### TASK REQUIREMENTS:
Format the items from the start through the line containing "minimize-icon[interactable] — [639, 9, 650, 20]", inclusive, as a numbered list with blank lines omitted.

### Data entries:
- - - -

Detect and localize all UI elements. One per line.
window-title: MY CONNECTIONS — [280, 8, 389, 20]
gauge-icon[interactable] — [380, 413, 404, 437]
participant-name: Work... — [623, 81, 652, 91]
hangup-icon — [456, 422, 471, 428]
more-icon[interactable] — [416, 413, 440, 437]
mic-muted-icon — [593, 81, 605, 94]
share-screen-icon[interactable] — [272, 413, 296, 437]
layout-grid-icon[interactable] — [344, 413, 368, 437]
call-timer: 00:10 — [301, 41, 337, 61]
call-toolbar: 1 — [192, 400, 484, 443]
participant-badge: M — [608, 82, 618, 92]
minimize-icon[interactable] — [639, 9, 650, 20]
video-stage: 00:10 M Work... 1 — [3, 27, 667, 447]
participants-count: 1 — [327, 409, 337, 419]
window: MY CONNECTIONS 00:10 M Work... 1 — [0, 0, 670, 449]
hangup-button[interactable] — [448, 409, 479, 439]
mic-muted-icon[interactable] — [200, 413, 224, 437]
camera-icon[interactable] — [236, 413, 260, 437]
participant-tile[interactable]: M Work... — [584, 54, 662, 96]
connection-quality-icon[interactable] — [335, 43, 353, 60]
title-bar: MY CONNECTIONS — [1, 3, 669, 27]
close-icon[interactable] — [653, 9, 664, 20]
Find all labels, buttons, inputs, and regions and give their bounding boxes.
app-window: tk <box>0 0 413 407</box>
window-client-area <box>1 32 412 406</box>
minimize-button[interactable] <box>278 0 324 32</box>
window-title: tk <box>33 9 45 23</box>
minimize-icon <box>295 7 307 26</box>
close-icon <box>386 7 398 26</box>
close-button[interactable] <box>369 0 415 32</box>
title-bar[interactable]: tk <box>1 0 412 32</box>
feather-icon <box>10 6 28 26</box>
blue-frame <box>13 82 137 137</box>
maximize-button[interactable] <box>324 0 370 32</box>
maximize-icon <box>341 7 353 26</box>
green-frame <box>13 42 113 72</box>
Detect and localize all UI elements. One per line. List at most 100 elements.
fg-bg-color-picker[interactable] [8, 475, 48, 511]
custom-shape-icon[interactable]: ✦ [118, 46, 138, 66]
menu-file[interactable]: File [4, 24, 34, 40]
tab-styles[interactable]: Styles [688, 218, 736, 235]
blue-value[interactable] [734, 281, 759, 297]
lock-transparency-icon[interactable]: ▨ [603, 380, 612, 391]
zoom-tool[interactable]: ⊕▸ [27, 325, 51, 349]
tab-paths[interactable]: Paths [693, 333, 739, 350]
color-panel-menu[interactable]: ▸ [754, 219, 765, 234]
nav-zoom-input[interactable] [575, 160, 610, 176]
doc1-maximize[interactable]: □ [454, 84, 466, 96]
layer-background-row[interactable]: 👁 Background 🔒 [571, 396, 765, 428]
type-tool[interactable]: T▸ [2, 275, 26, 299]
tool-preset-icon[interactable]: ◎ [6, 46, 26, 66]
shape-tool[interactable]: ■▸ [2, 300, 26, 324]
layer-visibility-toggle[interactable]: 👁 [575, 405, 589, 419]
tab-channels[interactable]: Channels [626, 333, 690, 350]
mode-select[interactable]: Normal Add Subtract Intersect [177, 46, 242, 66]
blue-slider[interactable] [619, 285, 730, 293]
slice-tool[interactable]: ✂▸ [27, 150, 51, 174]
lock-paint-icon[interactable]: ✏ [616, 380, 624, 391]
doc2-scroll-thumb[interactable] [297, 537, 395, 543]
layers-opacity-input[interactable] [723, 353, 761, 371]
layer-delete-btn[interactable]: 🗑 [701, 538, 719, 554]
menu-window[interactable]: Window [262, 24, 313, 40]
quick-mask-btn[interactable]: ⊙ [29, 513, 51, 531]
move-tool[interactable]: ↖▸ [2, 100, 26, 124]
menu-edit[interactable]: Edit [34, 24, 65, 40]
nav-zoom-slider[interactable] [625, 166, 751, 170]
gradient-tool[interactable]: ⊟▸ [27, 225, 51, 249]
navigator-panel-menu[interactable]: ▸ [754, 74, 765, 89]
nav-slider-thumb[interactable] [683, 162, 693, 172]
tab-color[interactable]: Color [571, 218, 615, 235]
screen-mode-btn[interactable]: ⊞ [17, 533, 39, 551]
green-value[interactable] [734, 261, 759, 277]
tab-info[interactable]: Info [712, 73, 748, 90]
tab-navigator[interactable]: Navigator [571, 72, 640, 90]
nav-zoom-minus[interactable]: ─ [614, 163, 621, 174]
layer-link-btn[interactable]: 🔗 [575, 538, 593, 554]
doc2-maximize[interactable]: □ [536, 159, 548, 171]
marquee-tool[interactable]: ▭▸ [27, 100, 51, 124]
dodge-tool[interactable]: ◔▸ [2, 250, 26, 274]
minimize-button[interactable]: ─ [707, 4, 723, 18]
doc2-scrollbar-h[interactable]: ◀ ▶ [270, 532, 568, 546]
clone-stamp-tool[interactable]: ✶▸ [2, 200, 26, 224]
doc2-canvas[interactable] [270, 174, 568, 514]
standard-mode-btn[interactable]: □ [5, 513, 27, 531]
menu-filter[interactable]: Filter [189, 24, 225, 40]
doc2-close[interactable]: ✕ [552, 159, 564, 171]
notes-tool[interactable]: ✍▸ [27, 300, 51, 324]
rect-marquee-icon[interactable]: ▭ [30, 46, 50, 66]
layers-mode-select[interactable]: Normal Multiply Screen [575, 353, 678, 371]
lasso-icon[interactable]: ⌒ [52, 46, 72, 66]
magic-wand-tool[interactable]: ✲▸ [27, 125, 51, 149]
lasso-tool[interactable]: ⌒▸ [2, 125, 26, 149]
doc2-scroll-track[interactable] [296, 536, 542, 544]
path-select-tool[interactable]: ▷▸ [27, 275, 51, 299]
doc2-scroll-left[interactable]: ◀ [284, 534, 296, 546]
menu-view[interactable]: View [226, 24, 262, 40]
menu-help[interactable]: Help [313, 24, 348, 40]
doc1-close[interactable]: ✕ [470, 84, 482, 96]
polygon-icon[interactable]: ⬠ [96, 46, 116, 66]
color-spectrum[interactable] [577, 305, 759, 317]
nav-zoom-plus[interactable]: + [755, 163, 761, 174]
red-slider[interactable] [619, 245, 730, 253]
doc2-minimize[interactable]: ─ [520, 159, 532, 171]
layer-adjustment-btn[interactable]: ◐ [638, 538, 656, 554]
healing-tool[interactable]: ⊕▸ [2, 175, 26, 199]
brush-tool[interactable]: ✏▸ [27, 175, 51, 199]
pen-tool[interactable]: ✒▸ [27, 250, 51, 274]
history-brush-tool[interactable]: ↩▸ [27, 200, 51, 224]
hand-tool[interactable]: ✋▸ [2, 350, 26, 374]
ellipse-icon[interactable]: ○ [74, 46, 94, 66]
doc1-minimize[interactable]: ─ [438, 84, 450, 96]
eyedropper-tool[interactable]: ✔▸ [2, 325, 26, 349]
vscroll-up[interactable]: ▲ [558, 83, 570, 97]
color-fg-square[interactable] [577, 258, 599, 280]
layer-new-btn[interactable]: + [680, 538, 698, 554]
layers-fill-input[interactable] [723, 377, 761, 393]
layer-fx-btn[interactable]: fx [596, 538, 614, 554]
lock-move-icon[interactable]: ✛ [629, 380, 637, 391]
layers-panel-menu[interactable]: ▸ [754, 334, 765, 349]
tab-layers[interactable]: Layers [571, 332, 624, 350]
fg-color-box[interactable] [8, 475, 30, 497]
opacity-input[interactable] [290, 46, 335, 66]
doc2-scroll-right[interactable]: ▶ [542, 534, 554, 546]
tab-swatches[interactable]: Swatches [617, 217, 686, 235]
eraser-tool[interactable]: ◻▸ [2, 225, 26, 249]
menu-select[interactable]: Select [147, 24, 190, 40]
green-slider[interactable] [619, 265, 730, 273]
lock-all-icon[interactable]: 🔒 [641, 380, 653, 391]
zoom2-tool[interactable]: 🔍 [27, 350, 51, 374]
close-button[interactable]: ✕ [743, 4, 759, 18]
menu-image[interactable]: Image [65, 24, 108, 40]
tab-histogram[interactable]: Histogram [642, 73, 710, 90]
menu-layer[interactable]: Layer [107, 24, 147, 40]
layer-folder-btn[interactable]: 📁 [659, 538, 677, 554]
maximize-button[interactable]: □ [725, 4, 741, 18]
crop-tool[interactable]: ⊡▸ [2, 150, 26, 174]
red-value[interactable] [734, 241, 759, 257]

- - - -

### TASK RESPONSE:
1. Detect and localize all UI elements. One per line.
2. window-title: MY CONNECTIONS — [280, 8, 389, 20]
3. gauge-icon[interactable] — [380, 413, 404, 437]
4. participant-name: Work... — [623, 81, 652, 91]
5. hangup-icon — [456, 422, 471, 428]
6. more-icon[interactable] — [416, 413, 440, 437]
7. mic-muted-icon — [593, 81, 605, 94]
8. share-screen-icon[interactable] — [272, 413, 296, 437]
9. layout-grid-icon[interactable] — [344, 413, 368, 437]
10. call-timer: 00:10 — [301, 41, 337, 61]
11. call-toolbar: 1 — [192, 400, 484, 443]
12. participant-badge: M — [608, 82, 618, 92]
13. minimize-icon[interactable] — [639, 9, 650, 20]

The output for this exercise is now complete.